◆ Supplied information
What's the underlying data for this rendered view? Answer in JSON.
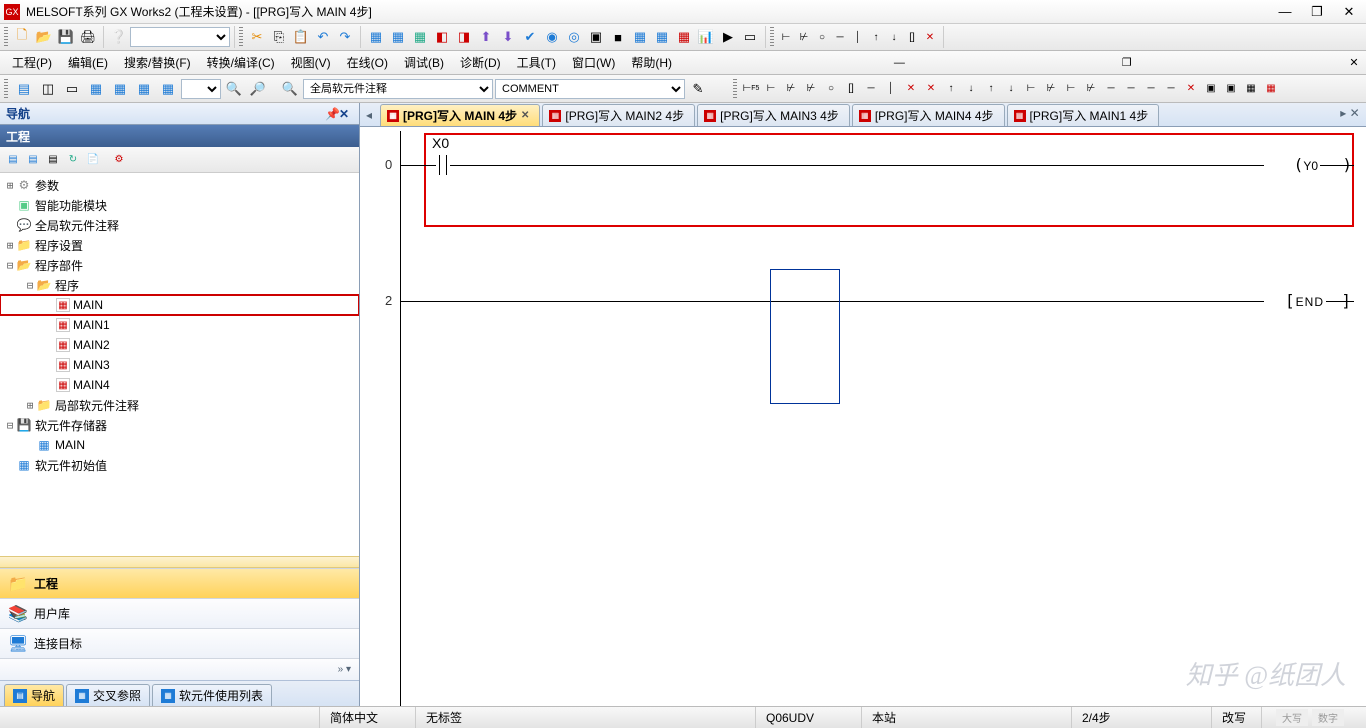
{
  "titlebar": {
    "title": "MELSOFT系列 GX Works2 (工程未设置) - [[PRG]写入 MAIN 4步]"
  },
  "menu": {
    "project": "工程(P)",
    "edit": "编辑(E)",
    "search": "搜索/替换(F)",
    "convert": "转换/编译(C)",
    "view": "视图(V)",
    "online": "在线(O)",
    "debug": "调试(B)",
    "diagnose": "诊断(D)",
    "tools": "工具(T)",
    "window": "窗口(W)",
    "help": "帮助(H)"
  },
  "toolbar2": {
    "globalComment": "全局软元件注释",
    "comment": "COMMENT"
  },
  "nav": {
    "title": "导航",
    "subtitle": "工程",
    "tree": {
      "params": "参数",
      "smartModule": "智能功能模块",
      "globalDevComment": "全局软元件注释",
      "progSettings": "程序设置",
      "progParts": "程序部件",
      "program": "程序",
      "main": "MAIN",
      "main1": "MAIN1",
      "main2": "MAIN2",
      "main3": "MAIN3",
      "main4": "MAIN4",
      "localDevComment": "局部软元件注释",
      "devStorage": "软元件存储器",
      "devStorageMain": "MAIN",
      "devInitial": "软元件初始值"
    },
    "buttons": {
      "project": "工程",
      "userlib": "用户库",
      "connection": "连接目标"
    },
    "tabs": {
      "nav": "导航",
      "xref": "交叉参照",
      "devuse": "软元件使用列表"
    }
  },
  "tabs": [
    {
      "label": "[PRG]写入 MAIN 4步",
      "active": true
    },
    {
      "label": "[PRG]写入 MAIN2 4步",
      "active": false
    },
    {
      "label": "[PRG]写入 MAIN3 4步",
      "active": false
    },
    {
      "label": "[PRG]写入 MAIN4 4步",
      "active": false
    },
    {
      "label": "[PRG]写入 MAIN1 4步",
      "active": false
    }
  ],
  "ladder": {
    "step0": "0",
    "step2": "2",
    "x0": "X0",
    "y0": "Y0",
    "end": "END"
  },
  "status": {
    "lang": "简体中文",
    "tag": "无标签",
    "cpu": "Q06UDV",
    "station": "本站",
    "step": "2/4步",
    "overwrite": "改写",
    "caps": "大写",
    "num": "数字"
  },
  "watermark": "知乎 @纸团人"
}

◆ Work required
Give the number of lines in the data that contain "view", with no other words.

◆ Worked answer
2